## Stated task:
Look through the listing and locate every line containing the word "Mississippi"; copy those lines.

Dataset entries
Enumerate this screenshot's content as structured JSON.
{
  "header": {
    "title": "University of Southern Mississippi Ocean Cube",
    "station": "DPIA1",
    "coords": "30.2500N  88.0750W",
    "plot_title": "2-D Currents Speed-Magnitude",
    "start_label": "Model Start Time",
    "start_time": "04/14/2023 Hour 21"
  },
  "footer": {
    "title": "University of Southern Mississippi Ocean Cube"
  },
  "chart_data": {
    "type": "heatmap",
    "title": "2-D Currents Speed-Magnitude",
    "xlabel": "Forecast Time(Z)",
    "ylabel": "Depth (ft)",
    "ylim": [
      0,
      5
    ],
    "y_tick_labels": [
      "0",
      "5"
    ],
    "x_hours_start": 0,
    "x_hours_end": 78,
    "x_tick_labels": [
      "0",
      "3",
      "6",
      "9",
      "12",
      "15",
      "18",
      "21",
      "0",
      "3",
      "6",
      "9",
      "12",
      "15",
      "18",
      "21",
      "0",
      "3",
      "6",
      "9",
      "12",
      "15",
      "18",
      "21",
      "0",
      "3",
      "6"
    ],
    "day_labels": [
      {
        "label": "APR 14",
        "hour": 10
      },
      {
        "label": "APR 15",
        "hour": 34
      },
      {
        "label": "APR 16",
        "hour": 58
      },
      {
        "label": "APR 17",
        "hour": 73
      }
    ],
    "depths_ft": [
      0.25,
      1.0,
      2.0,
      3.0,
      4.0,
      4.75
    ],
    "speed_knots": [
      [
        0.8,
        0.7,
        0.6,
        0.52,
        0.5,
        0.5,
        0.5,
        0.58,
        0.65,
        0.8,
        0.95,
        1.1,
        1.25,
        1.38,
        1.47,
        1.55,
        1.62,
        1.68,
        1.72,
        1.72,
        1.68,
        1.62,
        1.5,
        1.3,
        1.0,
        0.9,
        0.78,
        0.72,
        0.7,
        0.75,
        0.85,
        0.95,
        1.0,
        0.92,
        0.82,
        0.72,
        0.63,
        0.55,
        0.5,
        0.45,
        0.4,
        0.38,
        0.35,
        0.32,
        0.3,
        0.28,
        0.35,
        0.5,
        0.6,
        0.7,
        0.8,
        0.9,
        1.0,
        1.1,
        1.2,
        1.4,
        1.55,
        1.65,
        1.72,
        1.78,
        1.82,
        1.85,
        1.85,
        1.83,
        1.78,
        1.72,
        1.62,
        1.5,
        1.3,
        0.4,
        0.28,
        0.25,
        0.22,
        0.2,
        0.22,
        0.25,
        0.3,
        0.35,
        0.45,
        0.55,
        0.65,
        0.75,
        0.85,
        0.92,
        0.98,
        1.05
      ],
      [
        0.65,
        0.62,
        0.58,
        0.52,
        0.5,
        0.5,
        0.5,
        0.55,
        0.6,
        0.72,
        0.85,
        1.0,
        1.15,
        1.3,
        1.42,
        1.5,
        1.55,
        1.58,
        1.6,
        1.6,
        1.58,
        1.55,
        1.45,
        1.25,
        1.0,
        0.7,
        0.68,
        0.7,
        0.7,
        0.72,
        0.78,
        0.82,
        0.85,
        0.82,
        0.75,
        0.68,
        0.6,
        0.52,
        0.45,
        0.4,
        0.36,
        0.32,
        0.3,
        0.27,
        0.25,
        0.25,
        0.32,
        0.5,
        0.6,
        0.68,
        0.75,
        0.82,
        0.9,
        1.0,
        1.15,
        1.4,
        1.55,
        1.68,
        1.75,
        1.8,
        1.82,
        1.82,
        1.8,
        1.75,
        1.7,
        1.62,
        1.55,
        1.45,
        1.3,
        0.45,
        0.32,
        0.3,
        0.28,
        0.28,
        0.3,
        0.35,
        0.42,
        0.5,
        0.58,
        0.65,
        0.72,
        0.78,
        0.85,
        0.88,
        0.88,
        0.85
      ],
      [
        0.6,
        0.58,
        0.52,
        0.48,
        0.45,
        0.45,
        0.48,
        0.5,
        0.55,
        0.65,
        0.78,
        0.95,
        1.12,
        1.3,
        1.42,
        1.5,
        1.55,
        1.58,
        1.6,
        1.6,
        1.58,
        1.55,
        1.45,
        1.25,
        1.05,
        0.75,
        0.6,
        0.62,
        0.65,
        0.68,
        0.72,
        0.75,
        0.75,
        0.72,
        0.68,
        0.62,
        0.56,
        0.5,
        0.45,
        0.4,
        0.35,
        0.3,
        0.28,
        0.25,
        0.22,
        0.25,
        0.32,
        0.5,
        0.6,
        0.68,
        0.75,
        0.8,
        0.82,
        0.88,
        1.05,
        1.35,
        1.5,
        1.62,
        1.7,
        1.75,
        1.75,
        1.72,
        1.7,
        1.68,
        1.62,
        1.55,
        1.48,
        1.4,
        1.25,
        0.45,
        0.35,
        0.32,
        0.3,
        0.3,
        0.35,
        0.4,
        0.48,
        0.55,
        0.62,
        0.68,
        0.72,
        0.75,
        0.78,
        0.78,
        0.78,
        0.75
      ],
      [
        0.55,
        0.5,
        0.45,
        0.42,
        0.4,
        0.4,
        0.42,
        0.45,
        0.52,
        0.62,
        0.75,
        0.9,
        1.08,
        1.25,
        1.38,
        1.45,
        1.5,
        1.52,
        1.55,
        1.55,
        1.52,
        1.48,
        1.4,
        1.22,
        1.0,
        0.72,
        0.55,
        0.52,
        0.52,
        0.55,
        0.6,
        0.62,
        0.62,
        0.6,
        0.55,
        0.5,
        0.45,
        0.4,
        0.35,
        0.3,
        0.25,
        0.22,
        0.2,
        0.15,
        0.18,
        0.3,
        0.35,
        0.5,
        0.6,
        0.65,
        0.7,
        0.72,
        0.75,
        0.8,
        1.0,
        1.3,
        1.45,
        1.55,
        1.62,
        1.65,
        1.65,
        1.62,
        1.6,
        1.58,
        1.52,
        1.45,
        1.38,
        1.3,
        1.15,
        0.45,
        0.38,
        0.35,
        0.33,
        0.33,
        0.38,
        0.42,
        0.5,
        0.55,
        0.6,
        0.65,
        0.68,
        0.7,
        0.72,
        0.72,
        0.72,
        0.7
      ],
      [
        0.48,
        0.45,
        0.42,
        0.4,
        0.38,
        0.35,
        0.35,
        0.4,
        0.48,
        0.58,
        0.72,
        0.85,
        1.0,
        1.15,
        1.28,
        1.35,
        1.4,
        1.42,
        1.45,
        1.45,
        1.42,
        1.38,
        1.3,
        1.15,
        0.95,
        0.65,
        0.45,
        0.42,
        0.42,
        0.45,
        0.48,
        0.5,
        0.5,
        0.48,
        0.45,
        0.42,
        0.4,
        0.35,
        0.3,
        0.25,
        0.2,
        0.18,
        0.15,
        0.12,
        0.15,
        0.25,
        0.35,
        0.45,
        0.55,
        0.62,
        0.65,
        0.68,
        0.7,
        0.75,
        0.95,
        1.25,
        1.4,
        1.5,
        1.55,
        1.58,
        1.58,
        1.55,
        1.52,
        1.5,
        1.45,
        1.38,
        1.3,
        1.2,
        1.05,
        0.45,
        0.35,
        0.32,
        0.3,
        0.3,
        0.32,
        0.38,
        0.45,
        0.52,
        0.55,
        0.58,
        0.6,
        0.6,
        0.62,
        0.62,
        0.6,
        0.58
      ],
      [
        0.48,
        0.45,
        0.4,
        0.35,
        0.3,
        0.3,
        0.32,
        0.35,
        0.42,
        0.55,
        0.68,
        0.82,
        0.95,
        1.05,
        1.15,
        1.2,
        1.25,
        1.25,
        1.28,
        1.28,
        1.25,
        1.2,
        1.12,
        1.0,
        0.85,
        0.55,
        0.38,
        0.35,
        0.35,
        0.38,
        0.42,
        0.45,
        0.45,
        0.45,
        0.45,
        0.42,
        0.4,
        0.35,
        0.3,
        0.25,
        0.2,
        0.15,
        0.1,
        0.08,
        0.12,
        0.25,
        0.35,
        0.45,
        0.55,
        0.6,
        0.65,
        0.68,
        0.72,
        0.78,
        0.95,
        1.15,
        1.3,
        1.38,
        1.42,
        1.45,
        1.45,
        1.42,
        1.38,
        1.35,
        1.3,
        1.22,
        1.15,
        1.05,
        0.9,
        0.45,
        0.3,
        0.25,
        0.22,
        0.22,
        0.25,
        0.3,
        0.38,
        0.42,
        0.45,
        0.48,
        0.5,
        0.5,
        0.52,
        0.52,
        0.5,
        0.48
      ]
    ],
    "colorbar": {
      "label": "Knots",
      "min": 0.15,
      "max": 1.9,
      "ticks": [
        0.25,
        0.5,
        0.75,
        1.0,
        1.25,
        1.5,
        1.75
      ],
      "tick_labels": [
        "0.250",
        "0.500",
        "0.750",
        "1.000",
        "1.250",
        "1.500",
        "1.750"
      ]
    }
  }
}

## Right answer:
    "title": "University of Southern Mississippi Ocean Cube",
    "title": "University of Southern Mississippi Ocean Cube"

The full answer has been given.